SUPPLIED RECORDS:
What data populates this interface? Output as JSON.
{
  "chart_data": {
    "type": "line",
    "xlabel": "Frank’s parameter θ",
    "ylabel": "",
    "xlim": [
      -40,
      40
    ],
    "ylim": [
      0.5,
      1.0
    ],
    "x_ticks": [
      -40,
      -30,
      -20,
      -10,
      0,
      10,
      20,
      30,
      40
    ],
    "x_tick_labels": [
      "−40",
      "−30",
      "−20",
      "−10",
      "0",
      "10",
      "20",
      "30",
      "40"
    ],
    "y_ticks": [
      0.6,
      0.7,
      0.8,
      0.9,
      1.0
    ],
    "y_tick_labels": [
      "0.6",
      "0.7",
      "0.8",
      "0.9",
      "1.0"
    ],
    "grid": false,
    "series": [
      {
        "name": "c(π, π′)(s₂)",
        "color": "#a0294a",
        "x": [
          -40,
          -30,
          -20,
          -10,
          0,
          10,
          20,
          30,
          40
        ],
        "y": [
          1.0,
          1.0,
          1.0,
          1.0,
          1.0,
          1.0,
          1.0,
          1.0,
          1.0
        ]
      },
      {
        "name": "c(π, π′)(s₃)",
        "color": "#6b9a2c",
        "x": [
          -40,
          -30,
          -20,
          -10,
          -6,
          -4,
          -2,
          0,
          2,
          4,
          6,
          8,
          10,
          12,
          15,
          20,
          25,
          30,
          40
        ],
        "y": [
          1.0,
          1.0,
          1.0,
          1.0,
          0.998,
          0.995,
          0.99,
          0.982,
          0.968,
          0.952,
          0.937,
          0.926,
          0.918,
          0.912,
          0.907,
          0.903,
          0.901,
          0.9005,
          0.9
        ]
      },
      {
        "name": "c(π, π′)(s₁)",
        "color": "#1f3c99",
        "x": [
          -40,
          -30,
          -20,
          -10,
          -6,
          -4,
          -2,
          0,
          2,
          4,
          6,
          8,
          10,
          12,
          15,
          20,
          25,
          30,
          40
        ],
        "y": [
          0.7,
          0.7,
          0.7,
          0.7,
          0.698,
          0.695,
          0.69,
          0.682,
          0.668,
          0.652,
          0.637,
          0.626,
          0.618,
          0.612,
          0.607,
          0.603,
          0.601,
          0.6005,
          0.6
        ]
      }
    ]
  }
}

SHORT EXERCISE: Write down all the entries again without a single difference.

TASK SOLUTION:
What data populates this interface? Output as JSON.
{
  "chart_data": {
    "type": "line",
    "xlabel": "Frank’s parameter θ",
    "ylabel": "",
    "xlim": [
      -40,
      40
    ],
    "ylim": [
      0.5,
      1.0
    ],
    "x_ticks": [
      -40,
      -30,
      -20,
      -10,
      0,
      10,
      20,
      30,
      40
    ],
    "x_tick_labels": [
      "−40",
      "−30",
      "−20",
      "−10",
      "0",
      "10",
      "20",
      "30",
      "40"
    ],
    "y_ticks": [
      0.6,
      0.7,
      0.8,
      0.9,
      1.0
    ],
    "y_tick_labels": [
      "0.6",
      "0.7",
      "0.8",
      "0.9",
      "1.0"
    ],
    "grid": false,
    "series": [
      {
        "name": "c(π, π′)(s₂)",
        "color": "#a0294a",
        "x": [
          -40,
          -30,
          -20,
          -10,
          0,
          10,
          20,
          30,
          40
        ],
        "y": [
          1.0,
          1.0,
          1.0,
          1.0,
          1.0,
          1.0,
          1.0,
          1.0,
          1.0
        ]
      },
      {
        "name": "c(π, π′)(s₃)",
        "color": "#6b9a2c",
        "x": [
          -40,
          -30,
          -20,
          -10,
          -6,
          -4,
          -2,
          0,
          2,
          4,
          6,
          8,
          10,
          12,
          15,
          20,
          25,
          30,
          40
        ],
        "y": [
          1.0,
          1.0,
          1.0,
          1.0,
          0.998,
          0.995,
          0.99,
          0.982,
          0.968,
          0.952,
          0.937,
          0.926,
          0.918,
          0.912,
          0.907,
          0.903,
          0.901,
          0.9005,
          0.9
        ]
      },
      {
        "name": "c(π, π′)(s₁)",
        "color": "#1f3c99",
        "x": [
          -40,
          -30,
          -20,
          -10,
          -6,
          -4,
          -2,
          0,
          2,
          4,
          6,
          8,
          10,
          12,
          15,
          20,
          25,
          30,
          40
        ],
        "y": [
          0.7,
          0.7,
          0.7,
          0.7,
          0.698,
          0.695,
          0.69,
          0.682,
          0.668,
          0.652,
          0.637,
          0.626,
          0.618,
          0.612,
          0.607,
          0.603,
          0.601,
          0.6005,
          0.6
        ]
      }
    ]
  }
}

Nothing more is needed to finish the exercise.